--- start of THE DATA ---

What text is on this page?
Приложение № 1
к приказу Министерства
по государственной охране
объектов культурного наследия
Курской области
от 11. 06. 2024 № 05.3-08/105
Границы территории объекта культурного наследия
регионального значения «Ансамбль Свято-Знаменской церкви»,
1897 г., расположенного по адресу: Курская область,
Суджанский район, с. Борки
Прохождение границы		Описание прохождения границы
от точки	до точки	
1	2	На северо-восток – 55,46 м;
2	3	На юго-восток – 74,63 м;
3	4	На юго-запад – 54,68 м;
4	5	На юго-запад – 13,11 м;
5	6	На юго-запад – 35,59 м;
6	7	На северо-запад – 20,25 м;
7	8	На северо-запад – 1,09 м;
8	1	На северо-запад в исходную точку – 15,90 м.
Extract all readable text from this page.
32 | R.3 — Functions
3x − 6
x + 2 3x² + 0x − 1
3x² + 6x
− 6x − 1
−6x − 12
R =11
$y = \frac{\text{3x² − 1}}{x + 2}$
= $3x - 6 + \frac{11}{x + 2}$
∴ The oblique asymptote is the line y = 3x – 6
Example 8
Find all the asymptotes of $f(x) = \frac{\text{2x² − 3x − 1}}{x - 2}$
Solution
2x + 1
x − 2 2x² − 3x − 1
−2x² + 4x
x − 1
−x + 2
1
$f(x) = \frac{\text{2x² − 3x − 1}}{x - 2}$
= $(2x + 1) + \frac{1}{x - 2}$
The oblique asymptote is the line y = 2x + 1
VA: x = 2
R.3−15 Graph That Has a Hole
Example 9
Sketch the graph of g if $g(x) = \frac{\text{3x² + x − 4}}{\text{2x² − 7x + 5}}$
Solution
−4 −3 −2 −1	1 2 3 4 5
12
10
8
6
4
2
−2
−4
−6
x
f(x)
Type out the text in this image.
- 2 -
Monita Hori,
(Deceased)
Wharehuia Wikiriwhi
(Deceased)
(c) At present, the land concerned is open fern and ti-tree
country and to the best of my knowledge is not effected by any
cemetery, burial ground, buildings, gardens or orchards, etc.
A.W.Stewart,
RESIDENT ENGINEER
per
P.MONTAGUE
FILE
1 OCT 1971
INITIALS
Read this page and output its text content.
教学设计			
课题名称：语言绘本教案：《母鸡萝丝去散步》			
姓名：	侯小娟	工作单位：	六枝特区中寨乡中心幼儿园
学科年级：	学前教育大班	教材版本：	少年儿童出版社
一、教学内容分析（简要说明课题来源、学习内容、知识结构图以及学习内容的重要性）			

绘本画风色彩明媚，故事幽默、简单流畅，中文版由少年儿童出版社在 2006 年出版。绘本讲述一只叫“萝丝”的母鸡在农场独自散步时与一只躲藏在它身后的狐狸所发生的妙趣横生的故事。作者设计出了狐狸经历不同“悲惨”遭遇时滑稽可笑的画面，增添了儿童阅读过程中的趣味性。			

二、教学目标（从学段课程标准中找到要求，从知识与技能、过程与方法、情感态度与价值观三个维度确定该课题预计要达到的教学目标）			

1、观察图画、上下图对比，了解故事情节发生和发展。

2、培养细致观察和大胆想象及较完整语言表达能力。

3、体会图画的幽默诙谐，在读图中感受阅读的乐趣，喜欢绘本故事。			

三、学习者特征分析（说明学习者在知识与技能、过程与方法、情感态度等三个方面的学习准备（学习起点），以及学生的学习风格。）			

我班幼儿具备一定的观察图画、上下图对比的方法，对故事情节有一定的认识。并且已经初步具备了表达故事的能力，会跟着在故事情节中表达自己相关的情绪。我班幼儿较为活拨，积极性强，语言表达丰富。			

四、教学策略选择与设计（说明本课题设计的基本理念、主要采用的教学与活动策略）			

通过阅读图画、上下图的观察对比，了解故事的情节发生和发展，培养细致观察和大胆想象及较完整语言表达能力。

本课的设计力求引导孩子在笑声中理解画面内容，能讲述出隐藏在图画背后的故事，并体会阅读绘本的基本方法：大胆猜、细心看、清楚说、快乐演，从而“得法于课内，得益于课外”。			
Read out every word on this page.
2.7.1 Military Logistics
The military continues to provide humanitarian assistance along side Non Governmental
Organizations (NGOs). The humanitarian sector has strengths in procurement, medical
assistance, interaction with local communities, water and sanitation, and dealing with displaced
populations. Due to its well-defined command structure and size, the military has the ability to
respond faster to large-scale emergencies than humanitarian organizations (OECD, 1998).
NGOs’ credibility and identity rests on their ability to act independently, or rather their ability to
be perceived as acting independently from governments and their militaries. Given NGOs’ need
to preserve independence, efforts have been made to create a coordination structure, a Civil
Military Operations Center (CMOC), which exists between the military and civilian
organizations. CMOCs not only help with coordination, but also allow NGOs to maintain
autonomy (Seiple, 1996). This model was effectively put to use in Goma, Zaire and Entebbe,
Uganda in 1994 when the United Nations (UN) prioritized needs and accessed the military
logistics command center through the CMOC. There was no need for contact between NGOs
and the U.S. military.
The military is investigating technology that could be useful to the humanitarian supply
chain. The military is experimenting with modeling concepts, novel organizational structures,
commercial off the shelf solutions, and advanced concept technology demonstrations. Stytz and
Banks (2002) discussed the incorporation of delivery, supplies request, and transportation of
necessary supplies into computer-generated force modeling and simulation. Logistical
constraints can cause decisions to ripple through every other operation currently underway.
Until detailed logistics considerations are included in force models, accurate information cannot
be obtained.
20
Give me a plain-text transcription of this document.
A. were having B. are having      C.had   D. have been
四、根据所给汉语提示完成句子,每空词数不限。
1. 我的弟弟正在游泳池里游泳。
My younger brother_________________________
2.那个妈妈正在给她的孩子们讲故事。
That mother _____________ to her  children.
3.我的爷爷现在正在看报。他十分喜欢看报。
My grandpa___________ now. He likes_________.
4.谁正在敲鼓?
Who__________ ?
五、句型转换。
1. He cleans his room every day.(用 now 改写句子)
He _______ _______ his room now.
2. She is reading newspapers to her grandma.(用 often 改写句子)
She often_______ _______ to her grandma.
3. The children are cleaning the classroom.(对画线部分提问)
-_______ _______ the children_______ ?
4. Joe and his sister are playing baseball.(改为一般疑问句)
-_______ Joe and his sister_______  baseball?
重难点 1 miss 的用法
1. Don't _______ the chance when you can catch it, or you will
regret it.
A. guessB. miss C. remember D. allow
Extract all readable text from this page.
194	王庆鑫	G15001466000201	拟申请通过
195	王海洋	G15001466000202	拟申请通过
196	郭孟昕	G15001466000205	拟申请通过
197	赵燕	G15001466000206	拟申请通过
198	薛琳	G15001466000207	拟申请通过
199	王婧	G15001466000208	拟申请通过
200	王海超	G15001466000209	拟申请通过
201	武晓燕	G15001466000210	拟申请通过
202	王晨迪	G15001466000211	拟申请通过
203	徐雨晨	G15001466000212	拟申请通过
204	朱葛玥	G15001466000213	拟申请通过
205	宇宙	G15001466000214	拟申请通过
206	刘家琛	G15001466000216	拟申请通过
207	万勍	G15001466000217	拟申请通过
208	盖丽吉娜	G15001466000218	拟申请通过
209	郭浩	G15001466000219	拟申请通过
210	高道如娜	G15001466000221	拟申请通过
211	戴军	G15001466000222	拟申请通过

--- end of THE DATA ---

CHALLENGE: Print the whole listing exactly as it is.

SOLVED PROBLEM:
What text is on this page?
Приложение № 1
к приказу Министерства
по государственной охране
объектов культурного наследия
Курской области
от 11. 06. 2024 № 05.3-08/105
Границы территории объекта культурного наследия
регионального значения «Ансамбль Свято-Знаменской церкви»,
1897 г., расположенного по адресу: Курская область,
Суджанский район, с. Борки
Прохождение границы		Описание прохождения границы
от точки	до точки	
1	2	На северо-восток – 55,46 м;
2	3	На юго-восток – 74,63 м;
3	4	На юго-запад – 54,68 м;
4	5	На юго-запад – 13,11 м;
5	6	На юго-запад – 35,59 м;
6	7	На северо-запад – 20,25 м;
7	8	На северо-запад – 1,09 м;
8	1	На северо-запад в исходную точку – 15,90 м.
Extract all readable text from this page.
32 | R.3 — Functions
3x − 6
x + 2 3x² + 0x − 1
3x² + 6x
− 6x − 1
−6x − 12
R =11
$y = \frac{\text{3x² − 1}}{x + 2}$
= $3x - 6 + \frac{11}{x + 2}$
∴ The oblique asymptote is the line y = 3x – 6
Example 8
Find all the asymptotes of $f(x) = \frac{\text{2x² − 3x − 1}}{x - 2}$
Solution
2x + 1
x − 2 2x² − 3x − 1
−2x² + 4x
x − 1
−x + 2
1
$f(x) = \frac{\text{2x² − 3x − 1}}{x - 2}$
= $(2x + 1) + \frac{1}{x - 2}$
The oblique asymptote is the line y = 2x + 1
VA: x = 2
R.3−15 Graph That Has a Hole
Example 9
Sketch the graph of g if $g(x) = \frac{\text{3x² + x − 4}}{\text{2x² − 7x + 5}}$
Solution
−4 −3 −2 −1	1 2 3 4 5
12
10
8
6
4
2
−2
−4
−6
x
f(x)
Type out the text in this image.
- 2 -
Monita Hori,
(Deceased)
Wharehuia Wikiriwhi
(Deceased)
(c) At present, the land concerned is open fern and ti-tree
country and to the best of my knowledge is not effected by any
cemetery, burial ground, buildings, gardens or orchards, etc.
A.W.Stewart,
RESIDENT ENGINEER
per
P.MONTAGUE
FILE
1 OCT 1971
INITIALS
Read this page and output its text content.
教学设计			
课题名称：语言绘本教案：《母鸡萝丝去散步》			
姓名：	侯小娟	工作单位：	六枝特区中寨乡中心幼儿园
学科年级：	学前教育大班	教材版本：	少年儿童出版社
一、教学内容分析（简要说明课题来源、学习内容、知识结构图以及学习内容的重要性）			

绘本画风色彩明媚，故事幽默、简单流畅，中文版由少年儿童出版社在 2006 年出版。绘本讲述一只叫“萝丝”的母鸡在农场独自散步时与一只躲藏在它身后的狐狸所发生的妙趣横生的故事。作者设计出了狐狸经历不同“悲惨”遭遇时滑稽可笑的画面，增添了儿童阅读过程中的趣味性。			

二、教学目标（从学段课程标准中找到要求，从知识与技能、过程与方法、情感态度与价值观三个维度确定该课题预计要达到的教学目标）			

1、观察图画、上下图对比，了解故事情节发生和发展。

2、培养细致观察和大胆想象及较完整语言表达能力。

3、体会图画的幽默诙谐，在读图中感受阅读的乐趣，喜欢绘本故事。			

三、学习者特征分析（说明学习者在知识与技能、过程与方法、情感态度等三个方面的学习准备（学习起点），以及学生的学习风格。）			

我班幼儿具备一定的观察图画、上下图对比的方法，对故事情节有一定的认识。并且已经初步具备了表达故事的能力，会跟着在故事情节中表达自己相关的情绪。我班幼儿较为活拨，积极性强，语言表达丰富。			

四、教学策略选择与设计（说明本课题设计的基本理念、主要采用的教学与活动策略）			

通过阅读图画、上下图的观察对比，了解故事的情节发生和发展，培养细致观察和大胆想象及较完整语言表达能力。

本课的设计力求引导孩子在笑声中理解画面内容，能讲述出隐藏在图画背后的故事，并体会阅读绘本的基本方法：大胆猜、细心看、清楚说、快乐演，从而“得法于课内，得益于课外”。			
Read out every word on this page.
2.7.1 Military Logistics
The military continues to provide humanitarian assistance along side Non Governmental
Organizations (NGOs). The humanitarian sector has strengths in procurement, medical
assistance, interaction with local communities, water and sanitation, and dealing with displaced
populations. Due to its well-defined command structure and size, the military has the ability to
respond faster to large-scale emergencies than humanitarian organizations (OECD, 1998).
NGOs’ credibility and identity rests on their ability to act independently, or rather their ability to
be perceived as acting independently from governments and their militaries. Given NGOs’ need
to preserve independence, efforts have been made to create a coordination structure, a Civil
Military Operations Center (CMOC), which exists between the military and civilian
organizations. CMOCs not only help with coordination, but also allow NGOs to maintain
autonomy (Seiple, 1996). This model was effectively put to use in Goma, Zaire and Entebbe,
Uganda in 1994 when the United Nations (UN) prioritized needs and accessed the military
logistics command center through the CMOC. There was no need for contact between NGOs
and the U.S. military.
The military is investigating technology that could be useful to the humanitarian supply
chain. The military is experimenting with modeling concepts, novel organizational structures,
commercial off the shelf solutions, and advanced concept technology demonstrations. Stytz and
Banks (2002) discussed the incorporation of delivery, supplies request, and transportation of
necessary supplies into computer-generated force modeling and simulation. Logistical
constraints can cause decisions to ripple through every other operation currently underway.
Until detailed logistics considerations are included in force models, accurate information cannot
be obtained.
20
Give me a plain-text transcription of this document.
A. were having B. are having      C.had   D. have been
四、根据所给汉语提示完成句子,每空词数不限。
1. 我的弟弟正在游泳池里游泳。
My younger brother_________________________
2.那个妈妈正在给她的孩子们讲故事。
That mother _____________ to her  children.
3.我的爷爷现在正在看报。他十分喜欢看报。
My grandpa___________ now. He likes_________.
4.谁正在敲鼓?
Who__________ ?
五、句型转换。
1. He cleans his room every day.(用 now 改写句子)
He _______ _______ his room now.
2. She is reading newspapers to her grandma.(用 often 改写句子)
She often_______ _______ to her grandma.
3. The children are cleaning the classroom.(对画线部分提问)
-_______ _______ the children_______ ?
4. Joe and his sister are playing baseball.(改为一般疑问句)
-_______ Joe and his sister_______  baseball?
重难点 1 miss 的用法
1. Don't _______ the chance when you can catch it, or you will
regret it.
A. guessB. miss C. remember D. allow
Extract all readable text from this page.
194	王庆鑫	G15001466000201	拟申请通过
195	王海洋	G15001466000202	拟申请通过
196	郭孟昕	G15001466000205	拟申请通过
197	赵燕	G15001466000206	拟申请通过
198	薛琳	G15001466000207	拟申请通过
199	王婧	G15001466000208	拟申请通过
200	王海超	G15001466000209	拟申请通过
201	武晓燕	G15001466000210	拟申请通过
202	王晨迪	G15001466000211	拟申请通过
203	徐雨晨	G15001466000212	拟申请通过
204	朱葛玥	G15001466000213	拟申请通过
205	宇宙	G15001466000214	拟申请通过
206	刘家琛	G15001466000216	拟申请通过
207	万勍	G15001466000217	拟申请通过
208	盖丽吉娜	G15001466000218	拟申请通过
209	郭浩	G15001466000219	拟申请通过
210	高道如娜	G15001466000221	拟申请通过
211	戴军	G15001466000222	拟申请通过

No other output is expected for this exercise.